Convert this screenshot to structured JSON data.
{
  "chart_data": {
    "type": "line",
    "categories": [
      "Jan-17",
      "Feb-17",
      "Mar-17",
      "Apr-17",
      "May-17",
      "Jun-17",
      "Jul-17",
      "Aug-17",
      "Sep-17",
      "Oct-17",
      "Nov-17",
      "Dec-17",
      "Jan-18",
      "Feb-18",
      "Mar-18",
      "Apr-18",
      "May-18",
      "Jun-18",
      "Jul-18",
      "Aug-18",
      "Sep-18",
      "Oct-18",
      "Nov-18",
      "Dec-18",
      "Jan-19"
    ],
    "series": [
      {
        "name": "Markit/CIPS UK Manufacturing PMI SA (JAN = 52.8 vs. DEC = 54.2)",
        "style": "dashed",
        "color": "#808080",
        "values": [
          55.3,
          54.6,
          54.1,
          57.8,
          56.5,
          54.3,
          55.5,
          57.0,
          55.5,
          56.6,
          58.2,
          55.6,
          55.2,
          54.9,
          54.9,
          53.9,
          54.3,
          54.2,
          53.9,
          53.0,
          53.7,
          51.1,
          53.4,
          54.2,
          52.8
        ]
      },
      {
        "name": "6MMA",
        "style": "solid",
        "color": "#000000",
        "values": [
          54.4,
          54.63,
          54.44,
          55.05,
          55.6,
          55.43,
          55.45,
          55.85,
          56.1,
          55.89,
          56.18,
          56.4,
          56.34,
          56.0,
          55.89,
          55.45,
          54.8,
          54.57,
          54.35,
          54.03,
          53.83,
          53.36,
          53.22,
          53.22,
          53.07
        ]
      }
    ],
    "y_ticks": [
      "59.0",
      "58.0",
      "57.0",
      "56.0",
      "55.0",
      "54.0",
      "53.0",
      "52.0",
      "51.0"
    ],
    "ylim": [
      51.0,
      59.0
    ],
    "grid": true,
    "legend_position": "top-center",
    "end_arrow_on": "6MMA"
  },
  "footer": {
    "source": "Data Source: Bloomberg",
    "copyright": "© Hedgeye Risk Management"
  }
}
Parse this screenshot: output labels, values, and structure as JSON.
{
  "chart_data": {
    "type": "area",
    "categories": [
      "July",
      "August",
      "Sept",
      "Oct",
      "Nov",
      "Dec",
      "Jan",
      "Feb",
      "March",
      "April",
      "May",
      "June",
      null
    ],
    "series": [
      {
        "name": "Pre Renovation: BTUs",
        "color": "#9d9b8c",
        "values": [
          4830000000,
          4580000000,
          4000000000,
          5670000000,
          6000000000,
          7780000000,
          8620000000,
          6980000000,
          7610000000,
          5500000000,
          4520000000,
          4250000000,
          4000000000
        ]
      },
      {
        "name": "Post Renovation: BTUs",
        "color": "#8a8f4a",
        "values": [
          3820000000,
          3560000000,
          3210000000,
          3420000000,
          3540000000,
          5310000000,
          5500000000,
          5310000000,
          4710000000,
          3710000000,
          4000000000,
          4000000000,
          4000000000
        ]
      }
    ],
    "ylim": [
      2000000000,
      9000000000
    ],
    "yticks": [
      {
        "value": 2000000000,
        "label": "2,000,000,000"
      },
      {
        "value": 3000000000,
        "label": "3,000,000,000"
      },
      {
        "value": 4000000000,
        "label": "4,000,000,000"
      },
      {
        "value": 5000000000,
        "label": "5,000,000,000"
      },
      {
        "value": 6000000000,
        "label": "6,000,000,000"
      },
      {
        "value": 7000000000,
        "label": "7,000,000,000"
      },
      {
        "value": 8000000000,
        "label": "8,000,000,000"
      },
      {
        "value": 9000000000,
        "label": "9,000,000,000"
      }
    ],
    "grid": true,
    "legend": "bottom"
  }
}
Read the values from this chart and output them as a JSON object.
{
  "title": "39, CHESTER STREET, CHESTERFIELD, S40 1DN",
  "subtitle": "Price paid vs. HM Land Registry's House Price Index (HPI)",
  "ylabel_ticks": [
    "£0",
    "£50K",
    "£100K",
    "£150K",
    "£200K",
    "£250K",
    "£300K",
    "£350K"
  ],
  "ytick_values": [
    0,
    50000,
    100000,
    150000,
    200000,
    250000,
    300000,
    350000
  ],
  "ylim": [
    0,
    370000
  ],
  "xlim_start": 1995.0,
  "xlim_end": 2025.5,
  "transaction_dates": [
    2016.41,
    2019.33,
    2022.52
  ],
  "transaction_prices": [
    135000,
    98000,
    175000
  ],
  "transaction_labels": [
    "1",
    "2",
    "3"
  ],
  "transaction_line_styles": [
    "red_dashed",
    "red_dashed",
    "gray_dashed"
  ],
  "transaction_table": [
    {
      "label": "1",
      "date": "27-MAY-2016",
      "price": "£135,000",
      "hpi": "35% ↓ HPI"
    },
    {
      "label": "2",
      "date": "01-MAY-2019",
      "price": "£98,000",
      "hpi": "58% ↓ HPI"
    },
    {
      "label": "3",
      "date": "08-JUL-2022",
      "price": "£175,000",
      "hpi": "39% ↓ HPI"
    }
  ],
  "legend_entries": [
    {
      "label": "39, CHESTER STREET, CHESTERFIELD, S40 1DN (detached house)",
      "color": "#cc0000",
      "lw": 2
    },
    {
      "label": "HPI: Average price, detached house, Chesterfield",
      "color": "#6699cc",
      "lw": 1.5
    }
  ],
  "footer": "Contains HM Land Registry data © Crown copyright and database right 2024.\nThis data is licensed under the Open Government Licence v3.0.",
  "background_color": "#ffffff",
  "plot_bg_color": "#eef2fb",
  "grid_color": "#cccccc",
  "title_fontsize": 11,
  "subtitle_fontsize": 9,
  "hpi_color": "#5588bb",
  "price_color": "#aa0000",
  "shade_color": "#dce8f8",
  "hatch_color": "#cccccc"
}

What you will do :: Count the lines above in which the word "copyright" appears, then state only that count.

Expected answer :: 2